Listed records:
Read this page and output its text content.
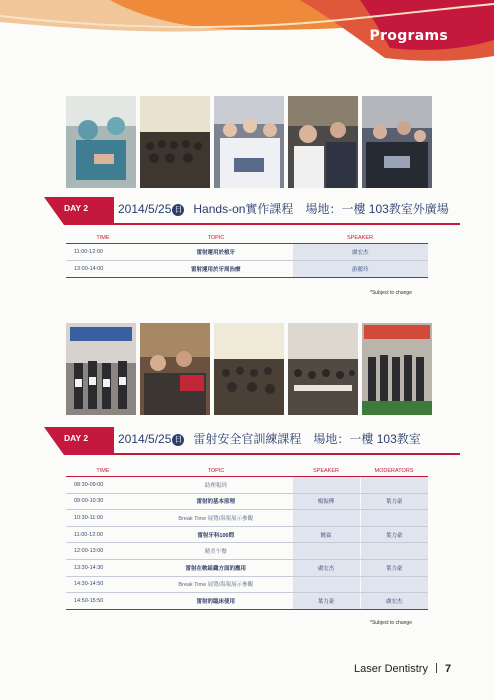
Programs
DAY 2 2014/5/25 日 Hands-on實作課程 場地：一樓 103教室外廣場
TIME	TOPIC	SPEAKER
11:00-12:00	雷射運用於植牙	盧宏杰
13:00-14:00	雷射運用於牙周治療	游麗玲
*Subject to change
DAY 2 2014/5/25 日 雷射安全官訓練課程 場地：一樓 103教室
TIME	TOPIC	SPEAKER	MODERATORS
08:30-09:00	助理報到		
09:00-10:30	雷射的基本原理	楊振樺	葉力豪
10:30-11:00	Break Time 展覽/海報展示參觀		
11:00-12:00	雷射牙科100問	饒霖	葉力豪
12:00-13:00	精美午餐		
13:30-14:30	雷射在軟組織方面的應用	盧宏杰	葉力豪
14:30-14:50	Break Time 展覽/海報展示參觀		
14:50-15:50	雷射的臨床使用	葉力豪	盧宏杰
*Subject to change
Laser Dentistry 7
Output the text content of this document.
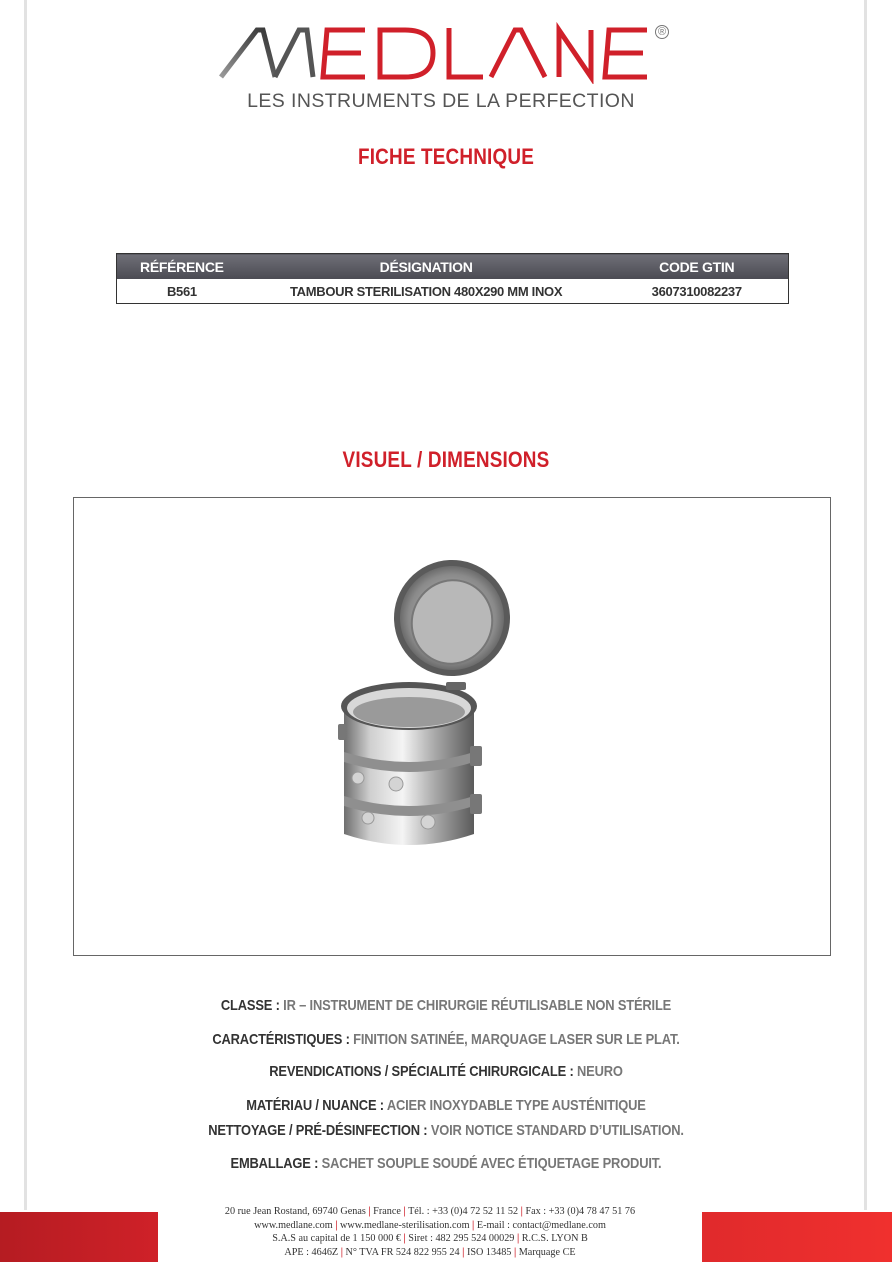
®
LES INSTRUMENTS DE LA PERFECTION
FICHE TECHNIQUE
RÉFÉRENCE	DÉSIGNATION	CODE GTIN
B561	TAMBOUR STERILISATION 480X290 MM INOX	3607310082237
VISUEL / DIMENSIONS
CLASSE : IR – INSTRUMENT DE CHIRURGIE RÉUTILISABLE NON STÉRILE
CARACTÉRISTIQUES : FINITION SATINÉE, MARQUAGE LASER SUR LE PLAT.
REVENDICATIONS / SPÉCIALITÉ CHIRURGICALE : NEURO
MATÉRIAU / NUANCE : ACIER INOXYDABLE TYPE AUSTÉNITIQUE
NETTOYAGE / PRÉ-DÉSINFECTION : VOIR NOTICE STANDARD D’UTILISATION.
EMBALLAGE : SACHET SOUPLE SOUDÉ AVEC ÉTIQUETAGE PRODUIT.
20 rue Jean Rostand, 69740 Genas | France | Tél. : +33 (0)4 72 52 11 52 | Fax : +33 (0)4 78 47 51 76
www.medlane.com | www.medlane-sterilisation.com | E-mail : contact@medlane.com
S.A.S au capital de 1 150 000 € | Siret : 482 295 524 00029 | R.C.S. LYON B
APE : 4646Z | N° TVA FR 524 822 955 24 | ISO 13485 | Marquage CE
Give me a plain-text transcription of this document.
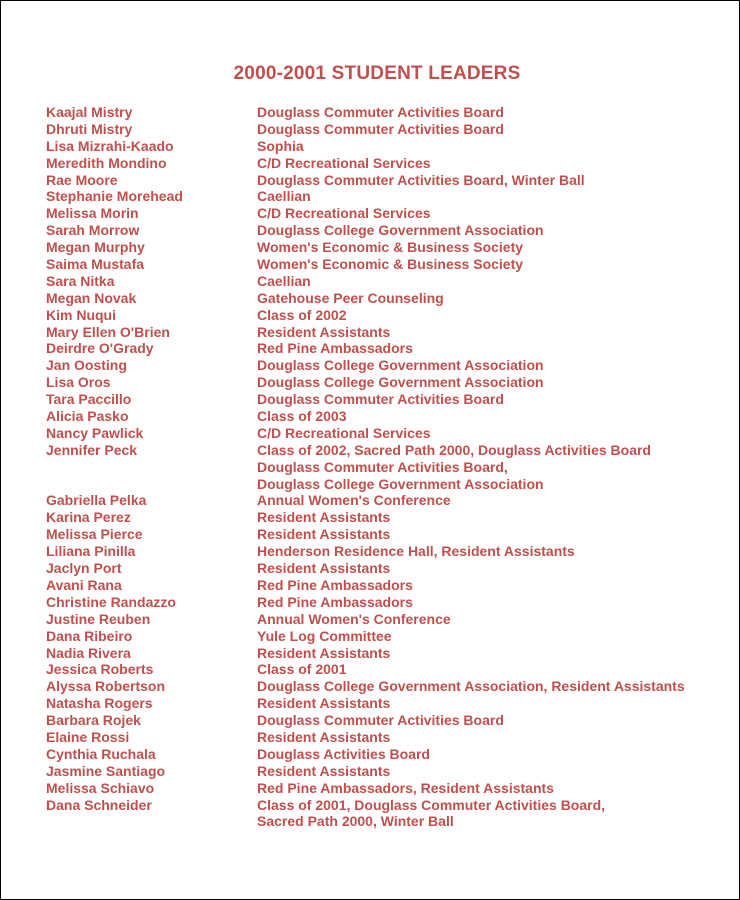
2000-2001 STUDENT LEADERS
Kaajal Mistry	Douglass Commuter Activities Board
Dhruti Mistry	Douglass Commuter Activities Board
Lisa Mizrahi-Kaado	Sophia
Meredith Mondino	C/D Recreational Services
Rae Moore	Douglass Commuter Activities Board, Winter Ball
Stephanie Morehead	Caellian
Melissa Morin	C/D Recreational Services
Sarah Morrow	Douglass College Government Association
Megan Murphy	Women's Economic & Business Society
Saima Mustafa	Women's Economic & Business Society
Sara Nitka	Caellian
Megan Novak	Gatehouse Peer Counseling
Kim Nuqui	Class of 2002
Mary Ellen O'Brien	Resident Assistants
Deirdre O'Grady	Red Pine Ambassadors
Jan Oosting	Douglass College Government Association
Lisa Oros	Douglass College Government Association
Tara Paccillo	Douglass Commuter Activities Board
Alicia Pasko	Class of 2003
Nancy Pawlick	C/D Recreational Services
Jennifer Peck	Class of 2002, Sacred Path 2000, Douglass Activities Board
Douglass Commuter Activities Board,
Douglass College Government Association
Gabriella Pelka	Annual Women's Conference
Karina Perez	Resident Assistants
Melissa Pierce	Resident Assistants
Liliana Pinilla	Henderson Residence Hall, Resident Assistants
Jaclyn Port	Resident Assistants
Avani Rana	Red Pine Ambassadors
Christine Randazzo	Red Pine Ambassadors
Justine Reuben	Annual Women's Conference
Dana Ribeiro	Yule Log Committee
Nadia Rivera	Resident Assistants
Jessica Roberts	Class of 2001
Alyssa Robertson	Douglass College Government Association, Resident Assistants
Natasha Rogers	Resident Assistants
Barbara Rojek	Douglass Commuter Activities Board
Elaine Rossi	Resident Assistants
Cynthia Ruchala	Douglass Activities Board
Jasmine Santiago	Resident Assistants
Melissa Schiavo	Red Pine Ambassadors, Resident Assistants
Dana Schneider	Class of 2001, Douglass Commuter Activities Board,
Sacred Path 2000, Winter Ball
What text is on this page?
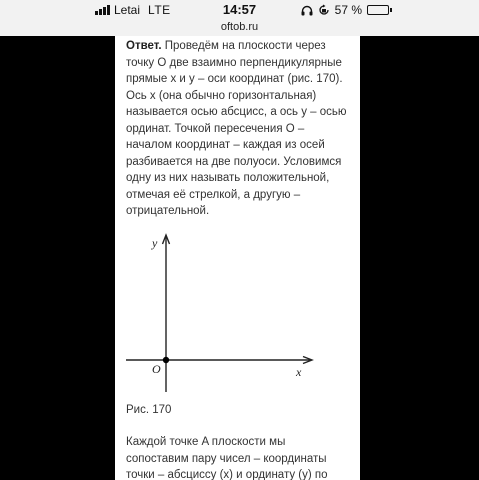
Letai LTE	14:57	57 %
oftob.ru

Ответ. Проведём на плоскости через точку O две взаимно перпендикулярные прямые x и y – оси координат (рис. 170). Ось x (она обычно горизонтальная) называется осью абсцисс, а ось y – осью ординат. Точкой пересечения O – началом координат – каждая из осей разбивается на две полуоси. Условимся одну из них называть положительной, отмечая её стрелкой, а другую – отрицательной.

y
x
O

Рис. 170

Каждой точке A плоскости мы сопоставим пару чисел – координаты точки – абсциссу (x) и ординату (y) по
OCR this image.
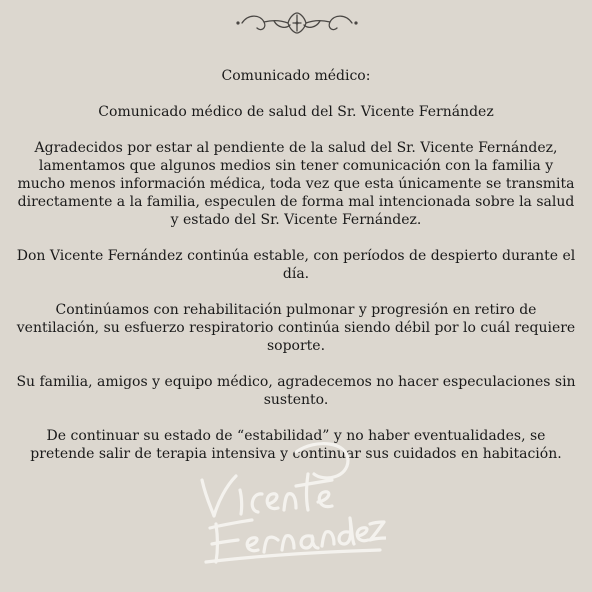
Comunicado médico:

Comunicado médico de salud del Sr. Vicente Fernández

Agradecidos por estar al pendiente de la salud del Sr. Vicente Fernández, lamentamos que algunos medios sin tener comunicación con la familia y mucho menos información médica, toda vez que esta únicamente se transmita directamente a la familia, especulen de forma mal intencionada sobre la salud y estado del Sr. Vicente Fernández.

Don Vicente Fernández continúa estable, con períodos de despierto durante el día.

Continúamos con rehabilitación pulmonar y progresión en retiro de ventilación, su esfuerzo respiratorio continúa siendo débil por lo cuál requiere soporte.

Su familia, amigos y equipo médico, agradecemos no hacer especulaciones sin sustento.

De continuar su estado de “estabilidad” y no haber eventualidades, se pretende salir de terapia intensiva y continuar sus cuidados en habitación.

Exercise objective: Give only the number of lines in the entries above that contain the string "Services".

Worked answer: 3